▸ **Exercise directions**: Check each line of the entries below for the string "Actual"; copy every line where it appears.

====== Extracted information ======

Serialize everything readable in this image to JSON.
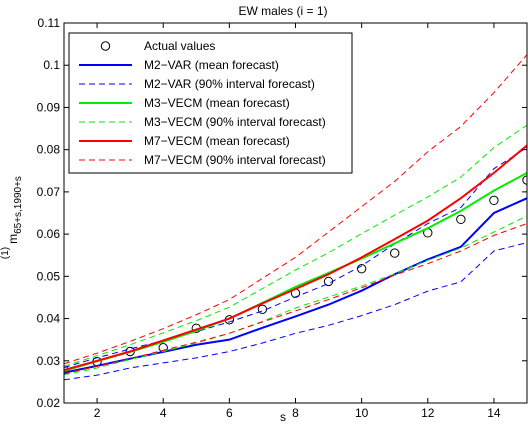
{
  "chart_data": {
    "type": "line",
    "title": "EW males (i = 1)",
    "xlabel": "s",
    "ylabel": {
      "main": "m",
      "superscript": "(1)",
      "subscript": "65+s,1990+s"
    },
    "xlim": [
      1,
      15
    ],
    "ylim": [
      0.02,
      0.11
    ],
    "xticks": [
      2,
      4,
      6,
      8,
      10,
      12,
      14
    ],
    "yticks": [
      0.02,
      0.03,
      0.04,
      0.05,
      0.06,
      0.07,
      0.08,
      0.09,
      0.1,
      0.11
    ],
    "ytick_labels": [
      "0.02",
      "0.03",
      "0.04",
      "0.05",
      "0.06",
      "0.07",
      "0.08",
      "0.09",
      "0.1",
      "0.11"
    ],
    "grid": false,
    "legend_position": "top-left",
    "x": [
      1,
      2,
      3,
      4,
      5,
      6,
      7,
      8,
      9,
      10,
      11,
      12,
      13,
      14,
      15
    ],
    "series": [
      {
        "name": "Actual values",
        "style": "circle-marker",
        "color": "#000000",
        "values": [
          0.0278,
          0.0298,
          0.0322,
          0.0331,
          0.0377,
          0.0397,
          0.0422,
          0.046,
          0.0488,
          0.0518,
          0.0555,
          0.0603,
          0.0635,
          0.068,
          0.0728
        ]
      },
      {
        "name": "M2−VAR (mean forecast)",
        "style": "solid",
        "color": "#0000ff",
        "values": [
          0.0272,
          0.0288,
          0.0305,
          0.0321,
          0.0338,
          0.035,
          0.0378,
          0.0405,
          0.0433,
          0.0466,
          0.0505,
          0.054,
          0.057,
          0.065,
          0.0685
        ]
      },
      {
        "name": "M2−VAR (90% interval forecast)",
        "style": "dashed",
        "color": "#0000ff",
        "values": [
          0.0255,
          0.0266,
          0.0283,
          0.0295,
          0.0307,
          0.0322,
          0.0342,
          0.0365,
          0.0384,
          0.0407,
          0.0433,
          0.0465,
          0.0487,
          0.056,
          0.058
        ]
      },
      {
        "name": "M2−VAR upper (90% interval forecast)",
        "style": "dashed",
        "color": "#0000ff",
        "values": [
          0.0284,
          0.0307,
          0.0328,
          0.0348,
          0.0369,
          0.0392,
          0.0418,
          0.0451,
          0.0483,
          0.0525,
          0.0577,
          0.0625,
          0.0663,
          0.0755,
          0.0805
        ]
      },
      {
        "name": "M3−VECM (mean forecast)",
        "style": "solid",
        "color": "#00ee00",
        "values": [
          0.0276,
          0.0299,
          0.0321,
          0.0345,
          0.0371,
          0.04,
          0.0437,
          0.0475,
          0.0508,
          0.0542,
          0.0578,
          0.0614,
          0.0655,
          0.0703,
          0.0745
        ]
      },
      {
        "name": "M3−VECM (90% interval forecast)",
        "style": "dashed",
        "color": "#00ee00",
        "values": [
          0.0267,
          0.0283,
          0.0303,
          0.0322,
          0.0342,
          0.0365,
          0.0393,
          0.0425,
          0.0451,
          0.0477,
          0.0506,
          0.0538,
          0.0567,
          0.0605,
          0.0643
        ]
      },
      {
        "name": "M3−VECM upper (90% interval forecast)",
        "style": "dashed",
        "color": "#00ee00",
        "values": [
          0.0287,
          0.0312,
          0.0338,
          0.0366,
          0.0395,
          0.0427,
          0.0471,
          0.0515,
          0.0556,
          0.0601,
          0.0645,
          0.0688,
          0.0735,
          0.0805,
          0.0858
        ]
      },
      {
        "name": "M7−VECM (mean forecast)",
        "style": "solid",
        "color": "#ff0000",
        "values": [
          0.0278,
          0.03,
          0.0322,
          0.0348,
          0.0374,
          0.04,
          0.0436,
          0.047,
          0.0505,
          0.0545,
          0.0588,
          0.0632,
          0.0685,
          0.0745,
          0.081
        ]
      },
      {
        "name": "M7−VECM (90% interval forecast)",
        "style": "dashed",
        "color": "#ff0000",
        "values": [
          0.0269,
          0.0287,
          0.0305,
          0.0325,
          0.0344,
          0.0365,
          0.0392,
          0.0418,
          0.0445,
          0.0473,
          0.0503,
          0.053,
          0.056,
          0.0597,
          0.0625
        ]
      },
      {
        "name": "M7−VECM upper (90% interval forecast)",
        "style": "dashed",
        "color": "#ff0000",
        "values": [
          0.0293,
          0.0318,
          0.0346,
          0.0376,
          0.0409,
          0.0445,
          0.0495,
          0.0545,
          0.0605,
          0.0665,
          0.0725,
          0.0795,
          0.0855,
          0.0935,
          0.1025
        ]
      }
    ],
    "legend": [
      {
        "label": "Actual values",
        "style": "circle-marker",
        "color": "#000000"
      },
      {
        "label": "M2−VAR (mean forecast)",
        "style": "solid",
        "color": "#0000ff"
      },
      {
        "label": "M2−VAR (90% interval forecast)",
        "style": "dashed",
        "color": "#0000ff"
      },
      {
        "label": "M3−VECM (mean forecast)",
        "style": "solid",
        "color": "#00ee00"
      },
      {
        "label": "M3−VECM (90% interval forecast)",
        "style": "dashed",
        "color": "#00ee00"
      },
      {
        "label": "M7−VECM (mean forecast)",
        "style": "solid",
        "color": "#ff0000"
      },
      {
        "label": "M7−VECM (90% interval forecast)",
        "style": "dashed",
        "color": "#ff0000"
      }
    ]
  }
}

======

▸ **Answer to the task**:
        "name": "Actual values",
        "label": "Actual values",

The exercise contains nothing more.